» **TEXT TO READ**:

So first, regardless of all the things I will ask below, why are you
using OVS? You seem to want to use OVS to do a thing that linux will
just do by default, but make it more difficult and complicated.

> Routing table of dstr:
> 10.0.0.0/8 via 10.10.6.1 dev br-eth2 proto static
> 10.10.2.0/31 via 10.10.6.1 dev br-eth2 proto static
> 10.10.2.0/23 via 10.10.3.2 dev br-eth3 proto static
> 10.10.3.0/24 dev br-eth3 proto kernel scope link src 10.10.3.1
> 10.10.4.0/24 dev br-eth4 proto kernel scope link src 10.10.4.2

Linux isn't really built to make this work. As per your manifest your
interfaces are all assigned /24 subnets. Setting a /31 route on a
different interface will not work in most cases - linux ARP will need
to know which interface to answer on, and you have confused it. As a
result, the binding will be for the "first" interface used, and then
flip-flop, but never function on both at the same time.

> Let us suppose we are pinging from h1 to h2. I am able to verify that the
> ping packet makes it to dstr by running tcp dump on the incoming interface:

What do your arp tables look like on all the vms in question? (h1/h2,
and srcr/dstr) If you ask for the arp table while traffic is flowing,
does it change?

--
Nick

Jacob Chappell

unread,
Aug 12, 2015, 7:10:36 PM8/12/15
to geni-...@googlegroups.com
Hi Nick and Sarah,

I'll have to get back to you on the whole ARP thing, but I can go ahead and answer some of your questions now.

I omitted my reasoning for using OVS, because I didn't think it was relevant and didn't want to overcomplicate the matter. There is another rule in all the switches I didn't tell you about. It sends all UDP traffic to our OpenFlow controller for processing. The controller may install more specific rules that modify fields in the packet.

The reason the switches are setup the way they are is _precisely_ so that we can use Linux for routing and handling normal traffic. Before we can test the controller specific stuff though, we need to make sure normal traffic (ping, TCP traffic, etc.) can make it through as usual.

Regarding the weirdness with the routes, GENI set those up upon slice creation. All I did was change ethX to br-ethX and add proto static so that they wouldn't disappear in case of reboot. I agree a couple of the routes are weird and maybe even unnecessarily complicated. The difference between the /23 and /31 routes seems to be a round-about/obfuscated way of matching 10.10.2.1 and 10.10.2.2 differently.

Lastly, I want to mention that this has worked in the past on numerous experiments that were IPv6 based. Our process was exactly the same, except we copied GENI's IPv4 routes/addresses and inserted equivalent IPv6 routes/addresses. The latest experiment I ran where this worked on IPv6 was Tuesday.

Thanks for all of your help!

» **STORED DATA**:
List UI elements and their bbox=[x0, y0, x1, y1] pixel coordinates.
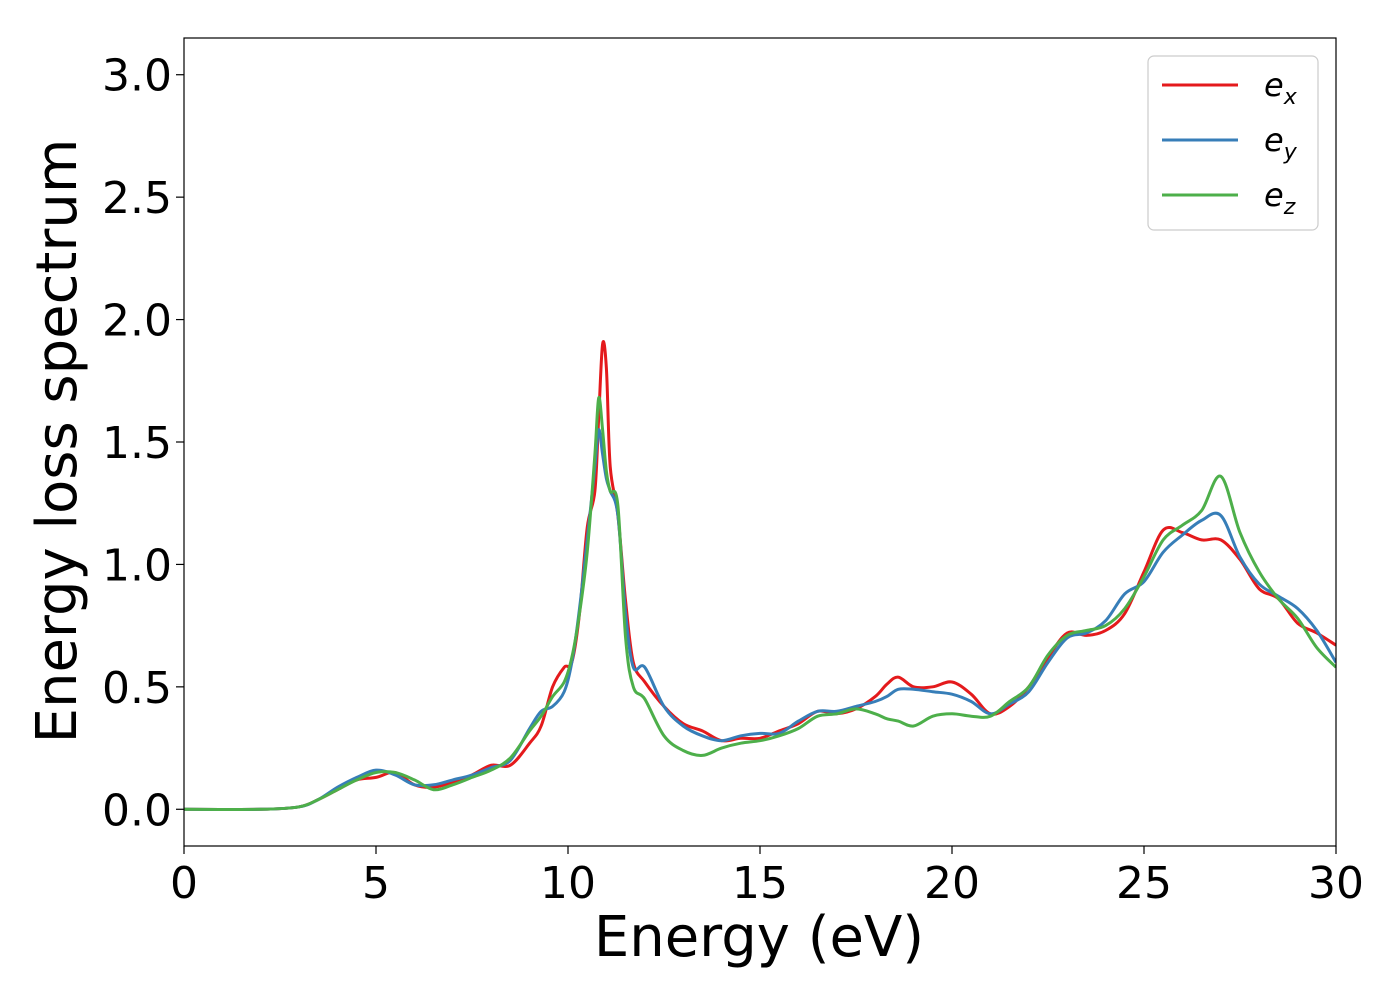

» **REQUIREMENTS**:
1: Answer these questions using the OVS routing thread:
(a) What size of subnet does the manifest assign to all of the interfaces?
(b) Where does the extra switch rule send all UDP traffic?
(c) On what day did the latest experiment that worked on IPv6 run?
2: Using the OVS routing thread, decide whether each statement is true. Answer yes or no, and quote the words that settle it.
(a) GENI created the routes when the slice was created.
(b) The earlier experiments where this setup worked were IPv4 based.
(c) According to Nick, the ARP binding will work on both interfaces at once.
3: From the OVS routing thread, retype the passage that starts with the words "I'll have to" and ends after the words "through as usual.", with no changes.

» **RESULTS OF THE TASKS**:
1:
(a) /24 subnets.
(b) To their OpenFlow controller for processing.
(c) Tuesday.

2:
(a) Yes: "Regarding the weirdness with the routes, GENI set those up upon slice creation."
(b) No: "this has worked in the past on numerous experiments that were IPv6 based."
(c) No: "flip-flop, but never function on both at the same time."

3:
I'll have to get back to you on the whole ARP thing, but I can go ahead and answer some of your questions now.

I omitted my reasoning for using OVS, because I didn't think it was relevant and didn't want to overcomplicate the matter. There is another rule in all the switches I didn't tell you about. It sends all UDP traffic to our OpenFlow controller for processing. The controller may install more specific rules that modify fields in the packet.

The reason the switches are setup the way they are is _precisely_ so that we can use Linux for routing and handling normal traffic. Before we can test the controller specific stuff though, we need to make sure normal traffic (ping, TCP traffic, etc.) can make it through as usual.